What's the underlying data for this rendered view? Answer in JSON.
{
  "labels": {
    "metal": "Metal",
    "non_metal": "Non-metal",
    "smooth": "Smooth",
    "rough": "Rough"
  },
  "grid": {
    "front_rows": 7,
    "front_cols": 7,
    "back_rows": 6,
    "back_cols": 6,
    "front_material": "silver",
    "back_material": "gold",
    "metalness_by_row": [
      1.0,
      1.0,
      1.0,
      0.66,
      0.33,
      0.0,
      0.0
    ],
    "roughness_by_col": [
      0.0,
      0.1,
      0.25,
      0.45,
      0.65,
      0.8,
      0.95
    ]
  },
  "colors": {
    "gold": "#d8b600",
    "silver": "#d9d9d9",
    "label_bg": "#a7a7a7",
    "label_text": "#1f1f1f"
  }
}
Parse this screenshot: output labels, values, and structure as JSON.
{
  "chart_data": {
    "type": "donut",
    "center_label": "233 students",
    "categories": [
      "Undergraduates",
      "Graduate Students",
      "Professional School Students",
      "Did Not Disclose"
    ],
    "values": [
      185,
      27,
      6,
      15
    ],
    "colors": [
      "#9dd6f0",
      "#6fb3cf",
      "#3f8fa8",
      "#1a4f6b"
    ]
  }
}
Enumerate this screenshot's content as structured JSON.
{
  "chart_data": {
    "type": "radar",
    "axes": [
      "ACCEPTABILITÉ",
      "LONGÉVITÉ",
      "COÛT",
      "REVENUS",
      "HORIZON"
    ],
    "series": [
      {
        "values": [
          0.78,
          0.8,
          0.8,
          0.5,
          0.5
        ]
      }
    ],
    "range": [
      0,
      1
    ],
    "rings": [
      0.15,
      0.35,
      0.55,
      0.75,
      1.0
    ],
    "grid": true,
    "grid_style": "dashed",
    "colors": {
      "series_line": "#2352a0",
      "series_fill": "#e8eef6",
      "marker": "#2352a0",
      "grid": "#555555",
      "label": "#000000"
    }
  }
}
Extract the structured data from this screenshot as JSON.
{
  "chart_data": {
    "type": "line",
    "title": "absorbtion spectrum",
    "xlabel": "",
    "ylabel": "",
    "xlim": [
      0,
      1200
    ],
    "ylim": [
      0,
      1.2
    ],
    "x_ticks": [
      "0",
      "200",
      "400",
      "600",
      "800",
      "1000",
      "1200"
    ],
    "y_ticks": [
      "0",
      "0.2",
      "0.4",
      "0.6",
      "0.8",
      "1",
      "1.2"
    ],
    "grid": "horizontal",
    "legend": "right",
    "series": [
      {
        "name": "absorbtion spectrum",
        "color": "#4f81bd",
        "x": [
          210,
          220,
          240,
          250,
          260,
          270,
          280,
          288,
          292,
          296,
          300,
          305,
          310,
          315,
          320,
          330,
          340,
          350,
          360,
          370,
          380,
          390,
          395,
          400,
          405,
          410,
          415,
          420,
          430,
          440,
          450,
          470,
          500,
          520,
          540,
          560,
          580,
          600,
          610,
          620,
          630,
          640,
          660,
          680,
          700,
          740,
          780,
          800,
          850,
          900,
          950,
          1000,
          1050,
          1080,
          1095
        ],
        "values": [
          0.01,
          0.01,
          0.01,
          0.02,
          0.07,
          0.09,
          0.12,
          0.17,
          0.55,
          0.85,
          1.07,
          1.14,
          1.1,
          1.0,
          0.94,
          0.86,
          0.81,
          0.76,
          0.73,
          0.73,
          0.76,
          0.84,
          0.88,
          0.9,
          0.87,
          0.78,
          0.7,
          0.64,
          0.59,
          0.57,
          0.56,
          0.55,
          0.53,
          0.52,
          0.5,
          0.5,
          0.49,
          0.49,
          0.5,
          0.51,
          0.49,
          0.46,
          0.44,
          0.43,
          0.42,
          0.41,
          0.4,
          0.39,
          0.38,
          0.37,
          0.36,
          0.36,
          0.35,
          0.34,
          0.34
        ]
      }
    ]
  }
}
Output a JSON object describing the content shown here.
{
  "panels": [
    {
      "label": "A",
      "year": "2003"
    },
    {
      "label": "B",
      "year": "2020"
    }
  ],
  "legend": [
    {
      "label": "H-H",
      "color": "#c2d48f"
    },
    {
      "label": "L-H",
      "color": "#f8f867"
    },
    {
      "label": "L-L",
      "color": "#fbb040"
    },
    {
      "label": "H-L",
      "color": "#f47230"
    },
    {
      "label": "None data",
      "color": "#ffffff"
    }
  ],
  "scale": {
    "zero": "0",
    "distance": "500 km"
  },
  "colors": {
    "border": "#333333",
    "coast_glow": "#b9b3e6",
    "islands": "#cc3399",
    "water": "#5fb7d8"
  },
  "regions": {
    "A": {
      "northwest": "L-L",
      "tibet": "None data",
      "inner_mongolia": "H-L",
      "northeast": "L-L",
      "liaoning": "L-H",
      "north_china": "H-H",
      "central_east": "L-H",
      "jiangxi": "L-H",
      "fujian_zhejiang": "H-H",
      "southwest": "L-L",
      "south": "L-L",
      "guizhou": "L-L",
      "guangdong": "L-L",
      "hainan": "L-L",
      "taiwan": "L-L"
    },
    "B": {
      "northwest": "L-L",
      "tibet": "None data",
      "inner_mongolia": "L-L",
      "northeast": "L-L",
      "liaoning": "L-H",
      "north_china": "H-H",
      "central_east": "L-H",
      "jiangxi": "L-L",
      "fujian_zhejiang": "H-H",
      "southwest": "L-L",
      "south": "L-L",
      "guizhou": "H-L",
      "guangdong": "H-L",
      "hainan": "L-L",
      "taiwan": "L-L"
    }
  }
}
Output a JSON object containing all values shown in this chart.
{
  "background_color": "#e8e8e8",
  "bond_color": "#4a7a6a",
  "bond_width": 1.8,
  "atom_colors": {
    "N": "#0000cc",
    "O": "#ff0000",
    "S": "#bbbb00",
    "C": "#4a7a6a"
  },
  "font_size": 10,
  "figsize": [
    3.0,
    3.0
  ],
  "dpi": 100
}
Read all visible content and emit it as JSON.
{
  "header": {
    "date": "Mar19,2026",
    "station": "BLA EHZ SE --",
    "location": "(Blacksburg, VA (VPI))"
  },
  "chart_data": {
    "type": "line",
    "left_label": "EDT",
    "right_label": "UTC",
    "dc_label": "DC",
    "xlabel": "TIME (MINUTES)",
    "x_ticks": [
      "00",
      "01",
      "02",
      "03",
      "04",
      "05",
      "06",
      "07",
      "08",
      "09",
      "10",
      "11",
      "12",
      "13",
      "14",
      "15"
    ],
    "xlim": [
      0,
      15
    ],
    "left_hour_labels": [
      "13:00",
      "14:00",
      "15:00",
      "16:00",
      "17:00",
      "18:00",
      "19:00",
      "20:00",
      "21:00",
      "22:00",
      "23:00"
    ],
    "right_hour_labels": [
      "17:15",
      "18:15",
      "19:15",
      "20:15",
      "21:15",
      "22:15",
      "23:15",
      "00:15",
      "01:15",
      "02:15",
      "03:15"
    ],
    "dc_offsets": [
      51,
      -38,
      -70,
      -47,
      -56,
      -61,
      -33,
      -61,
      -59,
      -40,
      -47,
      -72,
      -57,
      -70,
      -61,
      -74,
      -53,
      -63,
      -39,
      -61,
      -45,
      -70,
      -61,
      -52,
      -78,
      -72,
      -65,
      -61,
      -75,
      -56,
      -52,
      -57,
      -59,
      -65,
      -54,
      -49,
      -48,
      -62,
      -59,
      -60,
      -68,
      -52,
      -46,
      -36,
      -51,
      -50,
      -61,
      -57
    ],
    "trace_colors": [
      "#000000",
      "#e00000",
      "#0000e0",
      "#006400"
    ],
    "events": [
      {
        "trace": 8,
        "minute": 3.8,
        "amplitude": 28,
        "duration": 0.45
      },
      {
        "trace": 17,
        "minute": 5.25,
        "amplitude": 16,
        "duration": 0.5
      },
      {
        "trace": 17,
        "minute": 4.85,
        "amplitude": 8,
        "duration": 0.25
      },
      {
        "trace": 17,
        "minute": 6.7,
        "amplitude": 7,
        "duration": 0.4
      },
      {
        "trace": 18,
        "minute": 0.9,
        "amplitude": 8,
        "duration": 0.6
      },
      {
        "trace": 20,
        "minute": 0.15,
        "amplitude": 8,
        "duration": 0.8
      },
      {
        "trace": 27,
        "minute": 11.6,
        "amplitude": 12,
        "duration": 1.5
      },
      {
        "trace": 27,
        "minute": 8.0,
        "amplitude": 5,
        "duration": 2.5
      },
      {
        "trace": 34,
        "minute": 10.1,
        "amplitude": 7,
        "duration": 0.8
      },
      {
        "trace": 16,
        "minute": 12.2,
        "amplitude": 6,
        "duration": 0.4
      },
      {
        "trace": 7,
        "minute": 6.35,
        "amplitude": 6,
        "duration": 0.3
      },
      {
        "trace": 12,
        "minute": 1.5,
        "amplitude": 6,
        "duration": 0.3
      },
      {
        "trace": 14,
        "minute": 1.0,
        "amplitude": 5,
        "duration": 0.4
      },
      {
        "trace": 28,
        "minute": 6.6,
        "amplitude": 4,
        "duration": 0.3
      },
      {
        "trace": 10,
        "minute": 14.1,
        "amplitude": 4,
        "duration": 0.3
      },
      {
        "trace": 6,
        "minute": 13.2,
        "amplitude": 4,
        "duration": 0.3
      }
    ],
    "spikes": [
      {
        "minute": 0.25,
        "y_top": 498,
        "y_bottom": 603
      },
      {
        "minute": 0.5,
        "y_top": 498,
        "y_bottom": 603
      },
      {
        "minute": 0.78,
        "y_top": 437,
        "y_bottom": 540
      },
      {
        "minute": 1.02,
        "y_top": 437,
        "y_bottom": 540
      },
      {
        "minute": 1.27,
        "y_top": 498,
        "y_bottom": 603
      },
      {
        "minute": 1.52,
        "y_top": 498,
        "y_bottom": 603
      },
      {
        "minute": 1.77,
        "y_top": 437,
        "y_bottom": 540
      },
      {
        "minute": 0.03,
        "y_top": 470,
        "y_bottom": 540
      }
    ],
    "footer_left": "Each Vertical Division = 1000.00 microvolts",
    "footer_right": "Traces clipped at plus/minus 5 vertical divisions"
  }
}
# # #
● Exercise prompt:
From the records above, pick out and copy each line holding the word "values".

● Written answer:
Parse this screenshot: output labels, values, and structure as JSON.
    "values": [
        "values": [
        "values": [
Output a JSON object containing all values shown in this chart.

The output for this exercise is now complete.